Extract each line of the records below that contains the word "Frequency".

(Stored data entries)
┌──

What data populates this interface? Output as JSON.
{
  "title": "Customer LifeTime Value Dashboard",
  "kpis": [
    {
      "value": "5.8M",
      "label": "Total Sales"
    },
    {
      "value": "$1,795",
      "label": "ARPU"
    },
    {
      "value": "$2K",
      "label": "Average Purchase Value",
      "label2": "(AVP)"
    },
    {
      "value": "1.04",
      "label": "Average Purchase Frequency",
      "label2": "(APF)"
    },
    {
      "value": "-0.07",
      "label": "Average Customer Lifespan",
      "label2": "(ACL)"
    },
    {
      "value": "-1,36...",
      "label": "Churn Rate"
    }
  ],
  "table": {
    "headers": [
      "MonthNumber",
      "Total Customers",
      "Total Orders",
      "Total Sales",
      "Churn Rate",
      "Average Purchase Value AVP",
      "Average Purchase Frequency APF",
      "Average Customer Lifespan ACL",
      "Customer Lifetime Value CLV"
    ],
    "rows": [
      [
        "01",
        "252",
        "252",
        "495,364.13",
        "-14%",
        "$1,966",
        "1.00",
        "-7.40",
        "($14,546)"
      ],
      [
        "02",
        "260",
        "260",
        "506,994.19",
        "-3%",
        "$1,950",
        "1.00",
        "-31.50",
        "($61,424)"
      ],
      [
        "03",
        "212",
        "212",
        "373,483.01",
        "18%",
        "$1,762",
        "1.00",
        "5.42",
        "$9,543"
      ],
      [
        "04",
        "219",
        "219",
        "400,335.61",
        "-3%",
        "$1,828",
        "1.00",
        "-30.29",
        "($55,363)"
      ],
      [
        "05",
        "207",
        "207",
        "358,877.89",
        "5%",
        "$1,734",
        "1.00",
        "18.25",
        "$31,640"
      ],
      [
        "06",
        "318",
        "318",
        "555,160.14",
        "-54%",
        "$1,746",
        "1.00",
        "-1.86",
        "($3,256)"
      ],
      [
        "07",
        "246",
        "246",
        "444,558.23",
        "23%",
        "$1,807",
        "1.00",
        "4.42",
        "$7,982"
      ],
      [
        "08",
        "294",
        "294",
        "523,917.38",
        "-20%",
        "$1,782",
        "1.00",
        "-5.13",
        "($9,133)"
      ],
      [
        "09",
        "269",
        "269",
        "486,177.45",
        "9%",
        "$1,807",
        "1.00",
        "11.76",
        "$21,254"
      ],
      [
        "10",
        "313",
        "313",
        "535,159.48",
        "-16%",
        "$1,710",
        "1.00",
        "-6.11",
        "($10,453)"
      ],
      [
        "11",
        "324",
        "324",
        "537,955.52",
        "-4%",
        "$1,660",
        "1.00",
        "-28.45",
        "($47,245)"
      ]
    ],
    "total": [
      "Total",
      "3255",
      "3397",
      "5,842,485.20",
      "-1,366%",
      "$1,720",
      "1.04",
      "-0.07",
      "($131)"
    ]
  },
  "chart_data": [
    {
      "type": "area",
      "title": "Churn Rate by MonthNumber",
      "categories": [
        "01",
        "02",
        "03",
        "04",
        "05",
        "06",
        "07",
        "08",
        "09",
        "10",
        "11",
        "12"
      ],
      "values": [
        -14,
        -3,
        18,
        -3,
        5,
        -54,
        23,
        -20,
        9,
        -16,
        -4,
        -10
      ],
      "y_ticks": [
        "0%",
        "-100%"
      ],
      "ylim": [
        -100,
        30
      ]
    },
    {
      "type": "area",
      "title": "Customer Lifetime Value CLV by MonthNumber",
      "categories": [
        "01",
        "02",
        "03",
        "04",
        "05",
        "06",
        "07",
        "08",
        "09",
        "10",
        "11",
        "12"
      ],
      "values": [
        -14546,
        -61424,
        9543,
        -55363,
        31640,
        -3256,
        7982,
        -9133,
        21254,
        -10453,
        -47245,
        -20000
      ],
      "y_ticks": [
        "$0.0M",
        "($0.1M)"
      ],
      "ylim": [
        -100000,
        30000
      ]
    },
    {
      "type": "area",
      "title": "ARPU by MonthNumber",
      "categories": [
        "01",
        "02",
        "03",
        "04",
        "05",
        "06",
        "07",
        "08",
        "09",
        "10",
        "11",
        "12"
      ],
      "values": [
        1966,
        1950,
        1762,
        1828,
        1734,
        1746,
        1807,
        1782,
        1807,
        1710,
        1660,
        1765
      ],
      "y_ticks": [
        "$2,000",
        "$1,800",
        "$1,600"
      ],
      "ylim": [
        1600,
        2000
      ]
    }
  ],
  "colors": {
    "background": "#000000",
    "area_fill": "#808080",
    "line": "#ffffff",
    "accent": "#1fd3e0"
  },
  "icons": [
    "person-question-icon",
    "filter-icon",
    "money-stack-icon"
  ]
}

└──
┌──

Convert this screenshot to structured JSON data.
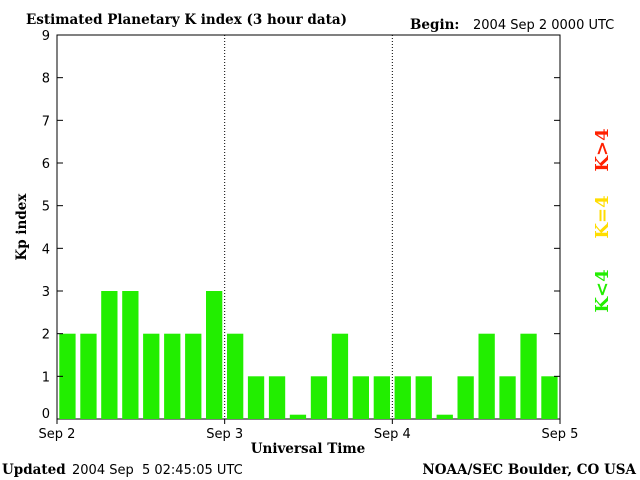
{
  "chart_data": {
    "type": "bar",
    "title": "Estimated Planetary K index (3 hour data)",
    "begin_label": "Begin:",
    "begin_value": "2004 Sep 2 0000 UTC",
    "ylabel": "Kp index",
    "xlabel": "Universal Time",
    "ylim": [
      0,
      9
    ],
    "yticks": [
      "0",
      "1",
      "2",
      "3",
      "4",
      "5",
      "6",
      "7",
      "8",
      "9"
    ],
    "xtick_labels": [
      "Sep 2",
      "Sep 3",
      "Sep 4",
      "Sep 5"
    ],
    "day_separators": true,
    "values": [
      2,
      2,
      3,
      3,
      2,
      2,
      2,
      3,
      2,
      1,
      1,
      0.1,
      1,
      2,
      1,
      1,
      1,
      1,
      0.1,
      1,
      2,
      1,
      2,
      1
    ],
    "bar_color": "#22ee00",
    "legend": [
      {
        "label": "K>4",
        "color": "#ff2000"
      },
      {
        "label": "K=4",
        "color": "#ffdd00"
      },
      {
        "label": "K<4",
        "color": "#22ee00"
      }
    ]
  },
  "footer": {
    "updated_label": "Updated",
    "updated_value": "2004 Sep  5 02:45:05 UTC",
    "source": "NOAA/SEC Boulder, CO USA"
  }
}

└──

§ **WORKED ANSWER**
      "label": "Average Purchase Frequency",
      "Average Purchase Frequency APF",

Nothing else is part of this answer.